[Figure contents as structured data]
------
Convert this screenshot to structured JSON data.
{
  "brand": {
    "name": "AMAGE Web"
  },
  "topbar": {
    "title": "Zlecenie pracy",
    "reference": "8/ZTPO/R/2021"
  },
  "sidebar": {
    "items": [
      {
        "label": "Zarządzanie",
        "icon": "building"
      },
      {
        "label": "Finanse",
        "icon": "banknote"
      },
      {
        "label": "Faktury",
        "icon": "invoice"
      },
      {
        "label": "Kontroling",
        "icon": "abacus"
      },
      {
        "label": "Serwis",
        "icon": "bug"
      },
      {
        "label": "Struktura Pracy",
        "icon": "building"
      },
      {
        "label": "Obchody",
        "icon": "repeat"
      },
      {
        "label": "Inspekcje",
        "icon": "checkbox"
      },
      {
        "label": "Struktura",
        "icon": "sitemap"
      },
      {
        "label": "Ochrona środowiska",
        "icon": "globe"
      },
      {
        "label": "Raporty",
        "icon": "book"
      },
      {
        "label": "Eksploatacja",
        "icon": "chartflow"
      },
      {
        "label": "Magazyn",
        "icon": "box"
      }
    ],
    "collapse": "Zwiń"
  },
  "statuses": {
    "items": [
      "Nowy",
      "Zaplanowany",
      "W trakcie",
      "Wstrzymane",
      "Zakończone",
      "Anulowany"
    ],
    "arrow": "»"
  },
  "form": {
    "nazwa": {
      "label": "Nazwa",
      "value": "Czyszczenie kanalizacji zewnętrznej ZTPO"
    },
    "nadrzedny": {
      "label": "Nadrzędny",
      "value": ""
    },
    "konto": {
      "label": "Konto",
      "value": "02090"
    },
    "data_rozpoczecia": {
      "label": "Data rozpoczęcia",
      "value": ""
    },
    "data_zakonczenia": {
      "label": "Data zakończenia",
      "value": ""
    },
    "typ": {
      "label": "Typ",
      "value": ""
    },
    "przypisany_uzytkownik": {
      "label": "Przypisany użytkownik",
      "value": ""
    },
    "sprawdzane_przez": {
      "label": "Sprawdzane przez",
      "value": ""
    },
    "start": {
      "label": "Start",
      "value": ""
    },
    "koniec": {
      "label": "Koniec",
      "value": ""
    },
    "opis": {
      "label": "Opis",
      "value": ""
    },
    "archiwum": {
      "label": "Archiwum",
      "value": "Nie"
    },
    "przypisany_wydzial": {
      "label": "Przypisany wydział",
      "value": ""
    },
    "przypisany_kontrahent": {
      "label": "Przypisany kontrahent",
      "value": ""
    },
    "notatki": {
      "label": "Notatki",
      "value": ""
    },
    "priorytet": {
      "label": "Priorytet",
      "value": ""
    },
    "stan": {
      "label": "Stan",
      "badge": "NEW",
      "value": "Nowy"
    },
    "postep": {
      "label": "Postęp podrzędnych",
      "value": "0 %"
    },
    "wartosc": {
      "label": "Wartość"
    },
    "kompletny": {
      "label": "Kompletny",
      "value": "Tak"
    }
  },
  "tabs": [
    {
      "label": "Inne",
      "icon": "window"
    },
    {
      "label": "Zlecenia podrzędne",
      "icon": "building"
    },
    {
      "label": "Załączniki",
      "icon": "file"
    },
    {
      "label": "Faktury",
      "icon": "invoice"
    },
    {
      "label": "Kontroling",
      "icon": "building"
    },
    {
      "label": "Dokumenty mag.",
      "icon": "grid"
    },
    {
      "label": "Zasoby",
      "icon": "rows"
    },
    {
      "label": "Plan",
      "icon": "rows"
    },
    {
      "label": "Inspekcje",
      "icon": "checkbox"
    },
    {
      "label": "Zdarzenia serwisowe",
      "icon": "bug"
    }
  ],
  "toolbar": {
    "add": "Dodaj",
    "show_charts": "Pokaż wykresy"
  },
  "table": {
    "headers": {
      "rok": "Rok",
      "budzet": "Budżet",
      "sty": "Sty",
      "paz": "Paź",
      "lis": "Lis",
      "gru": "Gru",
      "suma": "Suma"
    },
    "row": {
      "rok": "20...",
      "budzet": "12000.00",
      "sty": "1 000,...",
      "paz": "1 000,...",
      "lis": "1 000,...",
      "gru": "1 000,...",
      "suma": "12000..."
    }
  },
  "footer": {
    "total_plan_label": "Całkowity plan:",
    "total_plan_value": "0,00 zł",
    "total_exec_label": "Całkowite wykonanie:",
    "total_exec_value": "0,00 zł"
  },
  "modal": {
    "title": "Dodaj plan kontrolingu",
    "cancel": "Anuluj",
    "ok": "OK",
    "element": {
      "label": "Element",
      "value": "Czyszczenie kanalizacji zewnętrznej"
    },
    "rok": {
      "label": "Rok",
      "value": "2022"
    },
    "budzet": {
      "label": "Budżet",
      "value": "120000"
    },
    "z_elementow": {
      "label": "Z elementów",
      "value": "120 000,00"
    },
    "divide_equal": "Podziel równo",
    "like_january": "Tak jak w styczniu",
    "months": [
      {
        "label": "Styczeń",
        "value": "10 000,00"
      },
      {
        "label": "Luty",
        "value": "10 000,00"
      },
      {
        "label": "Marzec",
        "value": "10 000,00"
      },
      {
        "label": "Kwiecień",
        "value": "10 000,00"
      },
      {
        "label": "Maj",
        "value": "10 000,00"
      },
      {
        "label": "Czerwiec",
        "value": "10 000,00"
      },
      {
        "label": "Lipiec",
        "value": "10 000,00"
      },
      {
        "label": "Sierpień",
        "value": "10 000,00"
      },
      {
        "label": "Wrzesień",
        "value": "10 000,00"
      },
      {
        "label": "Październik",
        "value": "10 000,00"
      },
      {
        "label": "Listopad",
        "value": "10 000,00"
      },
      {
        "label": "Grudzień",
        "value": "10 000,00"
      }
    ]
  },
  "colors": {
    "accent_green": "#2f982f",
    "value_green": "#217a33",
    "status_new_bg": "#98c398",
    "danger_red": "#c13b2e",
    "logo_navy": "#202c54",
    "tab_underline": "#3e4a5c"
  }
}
------
- [Problem requirements]:
Exactly as written, please output every entry.

- [Result]:
Convert this screenshot to structured JSON data.
{
  "brand": {
    "name": "AMAGE Web"
  },
  "topbar": {
    "title": "Zlecenie pracy",
    "reference": "8/ZTPO/R/2021"
  },
  "sidebar": {
    "items": [
      {
        "label": "Zarządzanie",
        "icon": "building"
      },
      {
        "label": "Finanse",
        "icon": "banknote"
      },
      {
        "label": "Faktury",
        "icon": "invoice"
      },
      {
        "label": "Kontroling",
        "icon": "abacus"
      },
      {
        "label": "Serwis",
        "icon": "bug"
      },
      {
        "label": "Struktura Pracy",
        "icon": "building"
      },
      {
        "label": "Obchody",
        "icon": "repeat"
      },
      {
        "label": "Inspekcje",
        "icon": "checkbox"
      },
      {
        "label": "Struktura",
        "icon": "sitemap"
      },
      {
        "label": "Ochrona środowiska",
        "icon": "globe"
      },
      {
        "label": "Raporty",
        "icon": "book"
      },
      {
        "label": "Eksploatacja",
        "icon": "chartflow"
      },
      {
        "label": "Magazyn",
        "icon": "box"
      }
    ],
    "collapse": "Zwiń"
  },
  "statuses": {
    "items": [
      "Nowy",
      "Zaplanowany",
      "W trakcie",
      "Wstrzymane",
      "Zakończone",
      "Anulowany"
    ],
    "arrow": "»"
  },
  "form": {
    "nazwa": {
      "label": "Nazwa",
      "value": "Czyszczenie kanalizacji zewnętrznej ZTPO"
    },
    "nadrzedny": {
      "label": "Nadrzędny",
      "value": ""
    },
    "konto": {
      "label": "Konto",
      "value": "02090"
    },
    "data_rozpoczecia": {
      "label": "Data rozpoczęcia",
      "value": ""
    },
    "data_zakonczenia": {
      "label": "Data zakończenia",
      "value": ""
    },
    "typ": {
      "label": "Typ",
      "value": ""
    },
    "przypisany_uzytkownik": {
      "label": "Przypisany użytkownik",
      "value": ""
    },
    "sprawdzane_przez": {
      "label": "Sprawdzane przez",
      "value": ""
    },
    "start": {
      "label": "Start",
      "value": ""
    },
    "koniec": {
      "label": "Koniec",
      "value": ""
    },
    "opis": {
      "label": "Opis",
      "value": ""
    },
    "archiwum": {
      "label": "Archiwum",
      "value": "Nie"
    },
    "przypisany_wydzial": {
      "label": "Przypisany wydział",
      "value": ""
    },
    "przypisany_kontrahent": {
      "label": "Przypisany kontrahent",
      "value": ""
    },
    "notatki": {
      "label": "Notatki",
      "value": ""
    },
    "priorytet": {
      "label": "Priorytet",
      "value": ""
    },
    "stan": {
      "label": "Stan",
      "badge": "NEW",
      "value": "Nowy"
    },
    "postep": {
      "label": "Postęp podrzędnych",
      "value": "0 %"
    },
    "wartosc": {
      "label": "Wartość"
    },
    "kompletny": {
      "label": "Kompletny",
      "value": "Tak"
    }
  },
  "tabs": [
    {
      "label": "Inne",
      "icon": "window"
    },
    {
      "label": "Zlecenia podrzędne",
      "icon": "building"
    },
    {
      "label": "Załączniki",
      "icon": "file"
    },
    {
      "label": "Faktury",
      "icon": "invoice"
    },
    {
      "label": "Kontroling",
      "icon": "building"
    },
    {
      "label": "Dokumenty mag.",
      "icon": "grid"
    },
    {
      "label": "Zasoby",
      "icon": "rows"
    },
    {
      "label": "Plan",
      "icon": "rows"
    },
    {
      "label": "Inspekcje",
      "icon": "checkbox"
    },
    {
      "label": "Zdarzenia serwisowe",
      "icon": "bug"
    }
  ],
  "toolbar": {
    "add": "Dodaj",
    "show_charts": "Pokaż wykresy"
  },
  "table": {
    "headers": {
      "rok": "Rok",
      "budzet": "Budżet",
      "sty": "Sty",
      "paz": "Paź",
      "lis": "Lis",
      "gru": "Gru",
      "suma": "Suma"
    },
    "row": {
      "rok": "20...",
      "budzet": "12000.00",
      "sty": "1 000,...",
      "paz": "1 000,...",
      "lis": "1 000,...",
      "gru": "1 000,...",
      "suma": "12000..."
    }
  },
  "footer": {
    "total_plan_label": "Całkowity plan:",
    "total_plan_value": "0,00 zł",
    "total_exec_label": "Całkowite wykonanie:",
    "total_exec_value": "0,00 zł"
  },
  "modal": {
    "title": "Dodaj plan kontrolingu",
    "cancel": "Anuluj",
    "ok": "OK",
    "element": {
      "label": "Element",
      "value": "Czyszczenie kanalizacji zewnętrznej"
    },
    "rok": {
      "label": "Rok",
      "value": "2022"
    },
    "budzet": {
      "label": "Budżet",
      "value": "120000"
    },
    "z_elementow": {
      "label": "Z elementów",
      "value": "120 000,00"
    },
    "divide_equal": "Podziel równo",
    "like_january": "Tak jak w styczniu",
    "months": [
      {
        "label": "Styczeń",
        "value": "10 000,00"
      },
      {
        "label": "Luty",
        "value": "10 000,00"
      },
      {
        "label": "Marzec",
        "value": "10 000,00"
      },
      {
        "label": "Kwiecień",
        "value": "10 000,00"
      },
      {
        "label": "Maj",
        "value": "10 000,00"
      },
      {
        "label": "Czerwiec",
        "value": "10 000,00"
      },
      {
        "label": "Lipiec",
        "value": "10 000,00"
      },
      {
        "label": "Sierpień",
        "value": "10 000,00"
      },
      {
        "label": "Wrzesień",
        "value": "10 000,00"
      },
      {
        "label": "Październik",
        "value": "10 000,00"
      },
      {
        "label": "Listopad",
        "value": "10 000,00"
      },
      {
        "label": "Grudzień",
        "value": "10 000,00"
      }
    ]
  },
  "colors": {
    "accent_green": "#2f982f",
    "value_green": "#217a33",
    "status_new_bg": "#98c398",
    "danger_red": "#c13b2e",
    "logo_navy": "#202c54",
    "tab_underline": "#3e4a5c"
  }
}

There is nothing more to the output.